━━ Records

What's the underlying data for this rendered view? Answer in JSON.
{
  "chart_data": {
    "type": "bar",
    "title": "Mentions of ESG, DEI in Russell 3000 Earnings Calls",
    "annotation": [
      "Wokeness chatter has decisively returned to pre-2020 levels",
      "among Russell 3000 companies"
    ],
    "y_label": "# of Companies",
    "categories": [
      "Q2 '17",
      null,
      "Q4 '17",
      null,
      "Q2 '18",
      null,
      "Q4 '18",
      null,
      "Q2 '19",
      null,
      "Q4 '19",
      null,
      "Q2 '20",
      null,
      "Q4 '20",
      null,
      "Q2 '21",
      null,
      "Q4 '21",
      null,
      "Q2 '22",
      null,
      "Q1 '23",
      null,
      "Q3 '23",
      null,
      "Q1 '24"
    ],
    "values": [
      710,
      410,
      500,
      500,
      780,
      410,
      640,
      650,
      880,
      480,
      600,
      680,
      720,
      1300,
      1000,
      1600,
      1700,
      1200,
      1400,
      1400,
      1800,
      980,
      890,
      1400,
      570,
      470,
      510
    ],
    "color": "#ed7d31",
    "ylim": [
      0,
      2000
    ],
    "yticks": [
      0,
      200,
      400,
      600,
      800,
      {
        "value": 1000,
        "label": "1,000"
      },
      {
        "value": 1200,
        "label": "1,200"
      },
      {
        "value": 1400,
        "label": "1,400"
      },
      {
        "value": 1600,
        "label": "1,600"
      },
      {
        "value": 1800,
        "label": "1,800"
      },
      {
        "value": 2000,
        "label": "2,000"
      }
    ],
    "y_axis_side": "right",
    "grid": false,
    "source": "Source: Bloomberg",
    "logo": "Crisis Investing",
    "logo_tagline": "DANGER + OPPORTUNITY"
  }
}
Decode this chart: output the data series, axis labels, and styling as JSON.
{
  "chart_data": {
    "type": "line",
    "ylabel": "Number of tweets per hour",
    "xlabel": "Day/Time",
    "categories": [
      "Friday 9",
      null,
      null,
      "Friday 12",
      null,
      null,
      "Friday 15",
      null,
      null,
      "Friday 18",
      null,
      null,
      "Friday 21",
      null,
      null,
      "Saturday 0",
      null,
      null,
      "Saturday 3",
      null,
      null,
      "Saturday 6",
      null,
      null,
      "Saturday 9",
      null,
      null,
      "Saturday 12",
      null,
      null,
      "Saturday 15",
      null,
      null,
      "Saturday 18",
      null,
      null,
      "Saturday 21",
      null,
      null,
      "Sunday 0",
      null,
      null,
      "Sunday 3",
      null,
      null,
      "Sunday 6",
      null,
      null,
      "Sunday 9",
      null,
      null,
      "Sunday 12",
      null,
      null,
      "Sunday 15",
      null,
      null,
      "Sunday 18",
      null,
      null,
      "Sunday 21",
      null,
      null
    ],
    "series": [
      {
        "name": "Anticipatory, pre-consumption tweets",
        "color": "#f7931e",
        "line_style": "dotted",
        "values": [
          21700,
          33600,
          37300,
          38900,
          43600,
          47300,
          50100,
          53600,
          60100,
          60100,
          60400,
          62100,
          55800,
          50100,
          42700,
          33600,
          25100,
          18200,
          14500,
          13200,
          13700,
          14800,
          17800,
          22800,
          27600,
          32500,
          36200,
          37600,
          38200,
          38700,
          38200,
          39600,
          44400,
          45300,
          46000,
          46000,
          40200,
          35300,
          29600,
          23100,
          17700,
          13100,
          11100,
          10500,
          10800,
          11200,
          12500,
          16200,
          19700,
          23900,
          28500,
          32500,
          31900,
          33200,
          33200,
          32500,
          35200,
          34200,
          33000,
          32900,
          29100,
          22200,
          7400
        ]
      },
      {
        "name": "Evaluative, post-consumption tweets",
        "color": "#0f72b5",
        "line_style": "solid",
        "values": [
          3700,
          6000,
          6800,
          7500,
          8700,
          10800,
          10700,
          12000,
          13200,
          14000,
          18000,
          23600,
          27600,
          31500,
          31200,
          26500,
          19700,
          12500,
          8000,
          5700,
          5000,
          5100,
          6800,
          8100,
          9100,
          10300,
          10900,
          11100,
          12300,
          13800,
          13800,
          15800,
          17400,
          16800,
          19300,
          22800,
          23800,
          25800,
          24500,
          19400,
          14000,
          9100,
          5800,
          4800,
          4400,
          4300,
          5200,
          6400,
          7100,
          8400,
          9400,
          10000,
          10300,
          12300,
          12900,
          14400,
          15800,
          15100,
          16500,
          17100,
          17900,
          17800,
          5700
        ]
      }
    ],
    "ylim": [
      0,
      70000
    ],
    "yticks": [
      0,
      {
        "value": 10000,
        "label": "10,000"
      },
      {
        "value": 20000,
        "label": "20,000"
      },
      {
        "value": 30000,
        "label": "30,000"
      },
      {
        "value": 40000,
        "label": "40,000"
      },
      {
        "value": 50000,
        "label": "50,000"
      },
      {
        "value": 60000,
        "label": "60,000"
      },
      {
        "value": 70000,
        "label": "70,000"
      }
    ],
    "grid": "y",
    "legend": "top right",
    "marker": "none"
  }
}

━━━━

Direction
Take the material above and return all of it exactly.

Answer to this task
What's the underlying data for this rendered view? Answer in JSON.
{
  "chart_data": {
    "type": "bar",
    "title": "Mentions of ESG, DEI in Russell 3000 Earnings Calls",
    "annotation": [
      "Wokeness chatter has decisively returned to pre-2020 levels",
      "among Russell 3000 companies"
    ],
    "y_label": "# of Companies",
    "categories": [
      "Q2 '17",
      null,
      "Q4 '17",
      null,
      "Q2 '18",
      null,
      "Q4 '18",
      null,
      "Q2 '19",
      null,
      "Q4 '19",
      null,
      "Q2 '20",
      null,
      "Q4 '20",
      null,
      "Q2 '21",
      null,
      "Q4 '21",
      null,
      "Q2 '22",
      null,
      "Q1 '23",
      null,
      "Q3 '23",
      null,
      "Q1 '24"
    ],
    "values": [
      710,
      410,
      500,
      500,
      780,
      410,
      640,
      650,
      880,
      480,
      600,
      680,
      720,
      1300,
      1000,
      1600,
      1700,
      1200,
      1400,
      1400,
      1800,
      980,
      890,
      1400,
      570,
      470,
      510
    ],
    "color": "#ed7d31",
    "ylim": [
      0,
      2000
    ],
    "yticks": [
      0,
      200,
      400,
      600,
      800,
      {
        "value": 1000,
        "label": "1,000"
      },
      {
        "value": 1200,
        "label": "1,200"
      },
      {
        "value": 1400,
        "label": "1,400"
      },
      {
        "value": 1600,
        "label": "1,600"
      },
      {
        "value": 1800,
        "label": "1,800"
      },
      {
        "value": 2000,
        "label": "2,000"
      }
    ],
    "y_axis_side": "right",
    "grid": false,
    "source": "Source: Bloomberg",
    "logo": "Crisis Investing",
    "logo_tagline": "DANGER + OPPORTUNITY"
  }
}
Decode this chart: output the data series, axis labels, and styling as JSON.
{
  "chart_data": {
    "type": "line",
    "ylabel": "Number of tweets per hour",
    "xlabel": "Day/Time",
    "categories": [
      "Friday 9",
      null,
      null,
      "Friday 12",
      null,
      null,
      "Friday 15",
      null,
      null,
      "Friday 18",
      null,
      null,
      "Friday 21",
      null,
      null,
      "Saturday 0",
      null,
      null,
      "Saturday 3",
      null,
      null,
      "Saturday 6",
      null,
      null,
      "Saturday 9",
      null,
      null,
      "Saturday 12",
      null,
      null,
      "Saturday 15",
      null,
      null,
      "Saturday 18",
      null,
      null,
      "Saturday 21",
      null,
      null,
      "Sunday 0",
      null,
      null,
      "Sunday 3",
      null,
      null,
      "Sunday 6",
      null,
      null,
      "Sunday 9",
      null,
      null,
      "Sunday 12",
      null,
      null,
      "Sunday 15",
      null,
      null,
      "Sunday 18",
      null,
      null,
      "Sunday 21",
      null,
      null
    ],
    "series": [
      {
        "name": "Anticipatory, pre-consumption tweets",
        "color": "#f7931e",
        "line_style": "dotted",
        "values": [
          21700,
          33600,
          37300,
          38900,
          43600,
          47300,
          50100,
          53600,
          60100,
          60100,
          60400,
          62100,
          55800,
          50100,
          42700,
          33600,
          25100,
          18200,
          14500,
          13200,
          13700,
          14800,
          17800,
          22800,
          27600,
          32500,
          36200,
          37600,
          38200,
          38700,
          38200,
          39600,
          44400,
          45300,
          46000,
          46000,
          40200,
          35300,
          29600,
          23100,
          17700,
          13100,
          11100,
          10500,
          10800,
          11200,
          12500,
          16200,
          19700,
          23900,
          28500,
          32500,
          31900,
          33200,
          33200,
          32500,
          35200,
          34200,
          33000,
          32900,
          29100,
          22200,
          7400
        ]
      },
      {
        "name": "Evaluative, post-consumption tweets",
        "color": "#0f72b5",
        "line_style": "solid",
        "values": [
          3700,
          6000,
          6800,
          7500,
          8700,
          10800,
          10700,
          12000,
          13200,
          14000,
          18000,
          23600,
          27600,
          31500,
          31200,
          26500,
          19700,
          12500,
          8000,
          5700,
          5000,
          5100,
          6800,
          8100,
          9100,
          10300,
          10900,
          11100,
          12300,
          13800,
          13800,
          15800,
          17400,
          16800,
          19300,
          22800,
          23800,
          25800,
          24500,
          19400,
          14000,
          9100,
          5800,
          4800,
          4400,
          4300,
          5200,
          6400,
          7100,
          8400,
          9400,
          10000,
          10300,
          12300,
          12900,
          14400,
          15800,
          15100,
          16500,
          17100,
          17900,
          17800,
          5700
        ]
      }
    ],
    "ylim": [
      0,
      70000
    ],
    "yticks": [
      0,
      {
        "value": 10000,
        "label": "10,000"
      },
      {
        "value": 20000,
        "label": "20,000"
      },
      {
        "value": 30000,
        "label": "30,000"
      },
      {
        "value": 40000,
        "label": "40,000"
      },
      {
        "value": 50000,
        "label": "50,000"
      },
      {
        "value": 60000,
        "label": "60,000"
      },
      {
        "value": 70000,
        "label": "70,000"
      }
    ],
    "grid": "y",
    "legend": "top right",
    "marker": "none"
  }
}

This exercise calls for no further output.